● **DOCUMENT SECTION**

# Do $\mathbb{R}^n$ bundles have unit sphere bundles?

Recall there are multiple ways to define the unit sphere bundle of a vector bundle. One is by constructing a fiberwise vector space metric and declaring the sphere bundle to have fibers the unit spheres in each of the vector space fibers. The other way is to use the equivalence of vector bundles and principal $$O(n)$$ bundles and then since $$O(n)$$ acts faithfully on $$S^{n-1}$$ we may replace the fiber to obtain a sphere bundle.

There is, however, a distinction between vector bundles and $$\mathbb{R}^n$$ bundles, that is fiber bundles with fiber $$\mathbb{R}^n$$ and structure group $$Homeo(\mathbb{R}^n)$$. It is not always possible to assign a coherent vector space structure to the fibers to make it a vector bundle. Is there a notion of an associated sphere bundle in this context?

Now I tend to just believe fiberwise constructions are always possible, so I would believe someone if they said we could pick a metric on the fibers of any $$\mathbb{R}^n$$ bundle and define its unit sphere bundle in the same way as for vector bundles. But on the principal bundle side of things, this seems to me to be asserting that $$Homeo(\mathbb{R}^n)$$ has a subgroup $$H$$ so that the inclusion $$H \rightarrow Homeo(\mathbb{R}^n)$$ is a weak equivalence, and $$H$$ preserves the unit sphere $$S^{n-1}$$ while acting faithfully on it. This seems very difficult to believe.

Document structure recognition data:
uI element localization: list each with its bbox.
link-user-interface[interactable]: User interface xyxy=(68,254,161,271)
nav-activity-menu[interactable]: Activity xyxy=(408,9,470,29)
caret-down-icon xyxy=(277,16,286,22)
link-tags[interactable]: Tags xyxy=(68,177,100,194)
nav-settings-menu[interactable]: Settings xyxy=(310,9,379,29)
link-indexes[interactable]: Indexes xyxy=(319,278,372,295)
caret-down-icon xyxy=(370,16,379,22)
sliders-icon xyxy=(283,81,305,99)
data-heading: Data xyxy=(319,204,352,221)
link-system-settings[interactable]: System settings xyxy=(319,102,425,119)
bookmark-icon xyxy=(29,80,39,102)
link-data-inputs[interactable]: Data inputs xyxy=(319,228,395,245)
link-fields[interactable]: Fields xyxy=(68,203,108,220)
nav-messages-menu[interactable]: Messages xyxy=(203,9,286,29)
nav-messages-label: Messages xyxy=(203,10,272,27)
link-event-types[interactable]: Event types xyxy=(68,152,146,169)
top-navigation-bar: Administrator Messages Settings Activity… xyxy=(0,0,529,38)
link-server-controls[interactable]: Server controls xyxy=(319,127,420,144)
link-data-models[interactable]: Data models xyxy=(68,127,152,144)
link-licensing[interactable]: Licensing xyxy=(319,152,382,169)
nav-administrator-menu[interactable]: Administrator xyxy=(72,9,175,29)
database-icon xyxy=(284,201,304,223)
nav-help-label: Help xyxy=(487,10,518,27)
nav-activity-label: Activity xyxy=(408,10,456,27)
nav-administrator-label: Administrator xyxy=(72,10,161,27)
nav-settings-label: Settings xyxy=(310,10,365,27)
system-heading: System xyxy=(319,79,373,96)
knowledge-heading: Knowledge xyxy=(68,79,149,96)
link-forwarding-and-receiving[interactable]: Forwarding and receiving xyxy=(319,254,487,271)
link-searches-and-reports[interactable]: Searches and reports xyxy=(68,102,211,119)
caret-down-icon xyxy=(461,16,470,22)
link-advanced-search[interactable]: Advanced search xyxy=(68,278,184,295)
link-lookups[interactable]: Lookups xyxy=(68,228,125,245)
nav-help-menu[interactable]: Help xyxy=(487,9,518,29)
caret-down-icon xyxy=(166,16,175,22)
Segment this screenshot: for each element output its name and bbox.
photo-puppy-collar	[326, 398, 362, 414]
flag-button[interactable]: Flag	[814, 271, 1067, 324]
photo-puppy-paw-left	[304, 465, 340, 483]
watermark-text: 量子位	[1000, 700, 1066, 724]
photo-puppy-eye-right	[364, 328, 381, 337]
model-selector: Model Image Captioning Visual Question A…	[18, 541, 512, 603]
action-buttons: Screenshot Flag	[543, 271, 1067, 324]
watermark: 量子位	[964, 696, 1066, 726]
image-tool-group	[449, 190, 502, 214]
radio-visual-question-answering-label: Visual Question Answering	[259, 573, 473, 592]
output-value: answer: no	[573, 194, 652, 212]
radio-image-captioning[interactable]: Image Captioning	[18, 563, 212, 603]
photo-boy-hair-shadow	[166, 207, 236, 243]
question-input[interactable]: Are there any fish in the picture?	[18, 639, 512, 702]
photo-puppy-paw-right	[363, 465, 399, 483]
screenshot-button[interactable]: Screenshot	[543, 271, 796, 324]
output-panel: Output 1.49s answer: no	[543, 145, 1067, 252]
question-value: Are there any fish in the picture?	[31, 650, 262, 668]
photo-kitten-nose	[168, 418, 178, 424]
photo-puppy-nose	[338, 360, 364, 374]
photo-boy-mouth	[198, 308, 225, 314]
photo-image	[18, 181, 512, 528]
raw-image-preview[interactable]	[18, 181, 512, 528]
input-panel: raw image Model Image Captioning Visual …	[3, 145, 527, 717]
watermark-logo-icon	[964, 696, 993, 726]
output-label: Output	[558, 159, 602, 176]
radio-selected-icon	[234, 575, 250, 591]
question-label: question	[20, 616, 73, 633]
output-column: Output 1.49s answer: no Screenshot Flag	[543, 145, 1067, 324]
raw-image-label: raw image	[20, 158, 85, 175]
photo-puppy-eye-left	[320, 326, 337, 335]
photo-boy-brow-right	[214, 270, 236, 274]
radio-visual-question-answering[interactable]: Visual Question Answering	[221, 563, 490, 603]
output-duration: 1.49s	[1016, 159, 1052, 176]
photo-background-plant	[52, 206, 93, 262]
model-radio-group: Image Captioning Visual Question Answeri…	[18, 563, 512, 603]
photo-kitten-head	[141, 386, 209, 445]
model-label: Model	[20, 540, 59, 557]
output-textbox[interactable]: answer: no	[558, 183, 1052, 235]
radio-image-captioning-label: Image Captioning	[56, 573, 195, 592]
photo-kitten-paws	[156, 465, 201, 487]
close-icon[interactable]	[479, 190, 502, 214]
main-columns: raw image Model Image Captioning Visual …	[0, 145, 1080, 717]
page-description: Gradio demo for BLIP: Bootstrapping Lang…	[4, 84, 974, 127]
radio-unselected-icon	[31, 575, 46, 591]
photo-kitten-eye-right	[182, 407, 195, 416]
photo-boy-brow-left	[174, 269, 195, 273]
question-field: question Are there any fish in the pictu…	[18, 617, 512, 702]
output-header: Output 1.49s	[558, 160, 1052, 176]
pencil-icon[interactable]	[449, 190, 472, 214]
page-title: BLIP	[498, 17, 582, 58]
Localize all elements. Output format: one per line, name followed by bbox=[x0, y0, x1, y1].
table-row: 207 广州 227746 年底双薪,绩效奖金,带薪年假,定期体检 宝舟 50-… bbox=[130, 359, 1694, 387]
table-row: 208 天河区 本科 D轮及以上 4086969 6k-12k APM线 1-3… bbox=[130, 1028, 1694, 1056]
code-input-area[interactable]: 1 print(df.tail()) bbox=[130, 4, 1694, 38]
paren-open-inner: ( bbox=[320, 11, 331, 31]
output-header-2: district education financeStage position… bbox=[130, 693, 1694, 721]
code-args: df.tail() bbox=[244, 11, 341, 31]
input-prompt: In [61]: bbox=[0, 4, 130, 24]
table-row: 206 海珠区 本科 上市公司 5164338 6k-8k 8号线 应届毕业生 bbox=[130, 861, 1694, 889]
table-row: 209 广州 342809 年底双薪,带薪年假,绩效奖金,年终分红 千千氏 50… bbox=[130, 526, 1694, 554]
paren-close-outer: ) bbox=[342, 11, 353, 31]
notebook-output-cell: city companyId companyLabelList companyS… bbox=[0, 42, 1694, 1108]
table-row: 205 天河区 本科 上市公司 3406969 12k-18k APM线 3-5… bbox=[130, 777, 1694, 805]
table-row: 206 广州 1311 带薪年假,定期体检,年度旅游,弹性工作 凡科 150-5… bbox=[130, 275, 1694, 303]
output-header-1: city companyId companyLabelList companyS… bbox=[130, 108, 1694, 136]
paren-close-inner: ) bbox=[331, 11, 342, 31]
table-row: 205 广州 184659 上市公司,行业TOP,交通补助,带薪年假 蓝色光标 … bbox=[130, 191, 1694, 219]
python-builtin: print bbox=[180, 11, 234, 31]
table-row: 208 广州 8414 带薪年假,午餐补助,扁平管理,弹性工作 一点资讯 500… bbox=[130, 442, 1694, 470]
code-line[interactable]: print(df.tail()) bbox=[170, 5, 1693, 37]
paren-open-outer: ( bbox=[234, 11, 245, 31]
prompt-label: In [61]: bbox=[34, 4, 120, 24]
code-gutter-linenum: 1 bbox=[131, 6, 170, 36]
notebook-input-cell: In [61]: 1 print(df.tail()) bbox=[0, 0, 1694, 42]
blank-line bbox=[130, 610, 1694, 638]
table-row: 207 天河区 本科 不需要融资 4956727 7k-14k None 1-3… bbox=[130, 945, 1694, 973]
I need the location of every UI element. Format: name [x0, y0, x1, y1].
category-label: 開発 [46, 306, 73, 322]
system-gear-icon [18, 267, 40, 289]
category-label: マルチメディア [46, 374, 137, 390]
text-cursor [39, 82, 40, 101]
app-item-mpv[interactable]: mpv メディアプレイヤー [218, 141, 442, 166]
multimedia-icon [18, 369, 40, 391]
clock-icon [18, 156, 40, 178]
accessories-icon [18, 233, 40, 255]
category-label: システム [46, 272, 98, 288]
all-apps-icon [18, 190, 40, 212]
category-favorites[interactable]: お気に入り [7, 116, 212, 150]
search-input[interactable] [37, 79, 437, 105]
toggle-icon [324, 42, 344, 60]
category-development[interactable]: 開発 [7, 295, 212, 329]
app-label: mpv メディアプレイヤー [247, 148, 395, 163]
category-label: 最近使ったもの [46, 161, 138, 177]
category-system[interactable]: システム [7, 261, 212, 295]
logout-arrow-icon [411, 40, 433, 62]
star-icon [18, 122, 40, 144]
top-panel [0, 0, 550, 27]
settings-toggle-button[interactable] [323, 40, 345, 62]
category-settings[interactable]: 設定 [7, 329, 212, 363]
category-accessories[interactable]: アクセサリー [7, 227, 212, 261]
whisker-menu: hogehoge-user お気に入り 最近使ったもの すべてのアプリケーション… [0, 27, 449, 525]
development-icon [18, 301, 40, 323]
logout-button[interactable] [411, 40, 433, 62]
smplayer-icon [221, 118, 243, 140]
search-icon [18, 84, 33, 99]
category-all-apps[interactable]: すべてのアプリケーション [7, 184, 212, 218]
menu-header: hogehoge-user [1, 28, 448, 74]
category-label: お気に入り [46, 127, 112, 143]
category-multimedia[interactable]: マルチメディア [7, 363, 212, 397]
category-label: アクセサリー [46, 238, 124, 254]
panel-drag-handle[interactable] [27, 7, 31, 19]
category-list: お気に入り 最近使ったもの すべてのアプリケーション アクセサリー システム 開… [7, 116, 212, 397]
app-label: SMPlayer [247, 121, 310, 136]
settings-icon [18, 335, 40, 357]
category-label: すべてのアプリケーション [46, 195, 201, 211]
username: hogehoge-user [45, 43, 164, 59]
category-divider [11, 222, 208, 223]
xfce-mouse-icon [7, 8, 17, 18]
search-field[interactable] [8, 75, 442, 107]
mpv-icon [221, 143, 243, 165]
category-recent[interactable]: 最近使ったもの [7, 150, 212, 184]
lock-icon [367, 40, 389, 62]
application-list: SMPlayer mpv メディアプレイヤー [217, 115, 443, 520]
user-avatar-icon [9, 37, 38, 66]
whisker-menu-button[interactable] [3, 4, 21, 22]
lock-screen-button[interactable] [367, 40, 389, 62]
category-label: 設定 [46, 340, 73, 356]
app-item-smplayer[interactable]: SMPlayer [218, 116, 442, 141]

● **EXERCISE 1**
In the post on sphere bundles, what structure group do $\mathbb{R}^n$ bundles have?
● **EXERCISE 2**
Write out the post on sphere bundles between "Recall there are" and "in this context?", inclusive.

● **EXERCISE RESULT 1**
Their structure group is $Homeo(\mathbb{R}^n)$.

● **EXERCISE RESULT 2**
Recall there are multiple ways to define the unit sphere bundle of a vector bundle. One is by constructing a fiberwise vector space metric and declaring the sphere bundle to have fibers the unit spheres in each of the vector space fibers. The other way is to use the equivalence of vector bundles and principal $$O(n)$$ bundles and then since $$O(n)$$ acts faithfully on $$S^{n-1}$$ we may replace the fiber to obtain a sphere bundle.

There is, however, a distinction between vector bundles and $$\mathbb{R}^n$$ bundles, that is fiber bundles with fiber $$\mathbb{R}^n$$ and structure group $$Homeo(\mathbb{R}^n)$$. It is not always possible to assign a coherent vector space structure to the fibers to make it a vector bundle. Is there a notion of an associated sphere bundle in this context?